Raw records:
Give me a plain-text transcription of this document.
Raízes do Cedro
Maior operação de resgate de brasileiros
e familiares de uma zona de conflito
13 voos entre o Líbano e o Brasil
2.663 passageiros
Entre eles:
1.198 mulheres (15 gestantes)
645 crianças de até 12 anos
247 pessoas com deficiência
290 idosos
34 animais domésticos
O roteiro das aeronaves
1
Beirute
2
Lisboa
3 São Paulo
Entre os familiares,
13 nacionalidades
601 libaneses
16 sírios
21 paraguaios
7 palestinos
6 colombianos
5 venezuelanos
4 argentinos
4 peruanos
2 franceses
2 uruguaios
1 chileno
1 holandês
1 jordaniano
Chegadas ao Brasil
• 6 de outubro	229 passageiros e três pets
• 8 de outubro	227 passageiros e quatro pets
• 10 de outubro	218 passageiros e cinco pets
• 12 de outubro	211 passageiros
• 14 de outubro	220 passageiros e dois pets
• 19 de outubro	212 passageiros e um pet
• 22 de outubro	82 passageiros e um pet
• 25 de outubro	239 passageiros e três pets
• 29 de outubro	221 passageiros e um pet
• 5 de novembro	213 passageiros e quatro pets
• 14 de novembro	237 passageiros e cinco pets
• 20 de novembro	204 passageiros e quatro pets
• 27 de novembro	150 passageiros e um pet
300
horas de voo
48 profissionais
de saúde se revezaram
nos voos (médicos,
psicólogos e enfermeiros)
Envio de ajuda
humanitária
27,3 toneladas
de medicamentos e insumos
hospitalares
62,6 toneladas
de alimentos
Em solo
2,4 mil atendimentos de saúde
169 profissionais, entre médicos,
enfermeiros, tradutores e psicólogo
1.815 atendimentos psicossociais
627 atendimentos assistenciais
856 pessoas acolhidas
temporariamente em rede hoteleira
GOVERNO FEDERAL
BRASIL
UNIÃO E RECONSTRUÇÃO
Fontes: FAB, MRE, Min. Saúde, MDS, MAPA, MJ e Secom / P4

- The task -
Extract every line containing the string "cinco" from the data above.

- Correct result -
• 10 de outubro	218 passageiros e cinco pets
• 14 de novembro	237 passageiros e cinco pets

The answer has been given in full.